Data records
## Begin

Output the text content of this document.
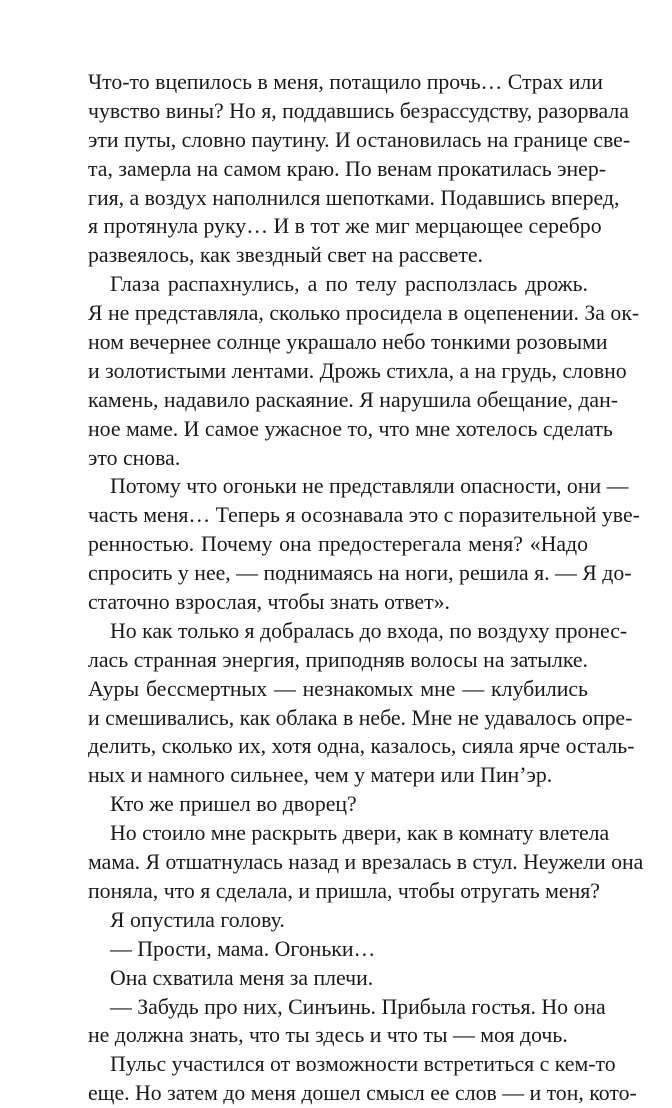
Что-то вцепилось в меня, потащило прочь… Страх или
чувство вины? Но я, поддавшись безрассудству, разорвала
эти путы, словно паутину. И остановилась на границе све-
та, замерла на самом краю. По венам прокатилась энер-
гия, а воздух наполнился шепотками. Подавшись вперед,
я протянула руку… И в тот же миг мерцающее серебро
развеялось, как звездный свет на рассвете.
Глаза распахнулись, а по телу расползлась дрожь.
Я не представляла, сколько просидела в оцепенении. За ок-
ном вечернее солнце украшало небо тонкими розовыми
и золотистыми лентами. Дрожь стихла, а на грудь, словно
камень, надавило раскаяние. Я нарушила обещание, дан-
ное маме. И самое ужасное то, что мне хотелось сделать
это снова.
Потому что огоньки не представляли опасности, они —
часть меня… Теперь я осознавала это с поразительной уве-
ренностью. Почему она предостерегала меня? «Надо
спросить у нее, — поднимаясь на ноги, решила я. — Я до-
статочно взрослая, чтобы знать ответ».
Но как только я добралась до входа, по воздуху пронес-
лась странная энергия, приподняв волосы на затылке.
Ауры бессмертных — незнакомых мне — клубились
и смешивались, как облака в небе. Мне не удавалось опре-
делить, сколько их, хотя одна, казалось, сияла ярче осталь-
ных и намного сильнее, чем у матери или Пин’эр.
Кто же пришел во дворец?
Но стоило мне раскрыть двери, как в комнату влетела
мама. Я отшатнулась назад и врезалась в стул. Неужели она
поняла, что я сделала, и пришла, чтобы отругать меня?
Я опустила голову.
— Прости, мама. Огоньки…
Она схватила меня за плечи.
— Забудь про них, Синъинь. Прибыла гостья. Но она
не должна знать, что ты здесь и что ты — моя дочь.
Пульс участился от возможности встретиться с кем-то
еще. Но затем до меня дошел смысл ее слов — и тон, кото-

## End

| Request |
Quote everything in the listing above exactly; pictures are the only thing to omit.

| Written answer |
Output the text content of this document.
Что-то вцепилось в меня, потащило прочь… Страх или
чувство вины? Но я, поддавшись безрассудству, разорвала
эти путы, словно паутину. И остановилась на границе све-
та, замерла на самом краю. По венам прокатилась энер-
гия, а воздух наполнился шепотками. Подавшись вперед,
я протянула руку… И в тот же миг мерцающее серебро
развеялось, как звездный свет на рассвете.
Глаза распахнулись, а по телу расползлась дрожь.
Я не представляла, сколько просидела в оцепенении. За ок-
ном вечернее солнце украшало небо тонкими розовыми
и золотистыми лентами. Дрожь стихла, а на грудь, словно
камень, надавило раскаяние. Я нарушила обещание, дан-
ное маме. И самое ужасное то, что мне хотелось сделать
это снова.
Потому что огоньки не представляли опасности, они —
часть меня… Теперь я осознавала это с поразительной уве-
ренностью. Почему она предостерегала меня? «Надо
спросить у нее, — поднимаясь на ноги, решила я. — Я до-
статочно взрослая, чтобы знать ответ».
Но как только я добралась до входа, по воздуху пронес-
лась странная энергия, приподняв волосы на затылке.
Ауры бессмертных — незнакомых мне — клубились
и смешивались, как облака в небе. Мне не удавалось опре-
делить, сколько их, хотя одна, казалось, сияла ярче осталь-
ных и намного сильнее, чем у матери или Пин’эр.
Кто же пришел во дворец?
Но стоило мне раскрыть двери, как в комнату влетела
мама. Я отшатнулась назад и врезалась в стул. Неужели она
поняла, что я сделала, и пришла, чтобы отругать меня?
Я опустила голову.
— Прости, мама. Огоньки…
Она схватила меня за плечи.
— Забудь про них, Синъинь. Прибыла гостья. Но она
не должна знать, что ты здесь и что ты — моя дочь.
Пульс участился от возможности встретиться с кем-то
еще. Но затем до меня дошел смысл ее слов — и тон, кото-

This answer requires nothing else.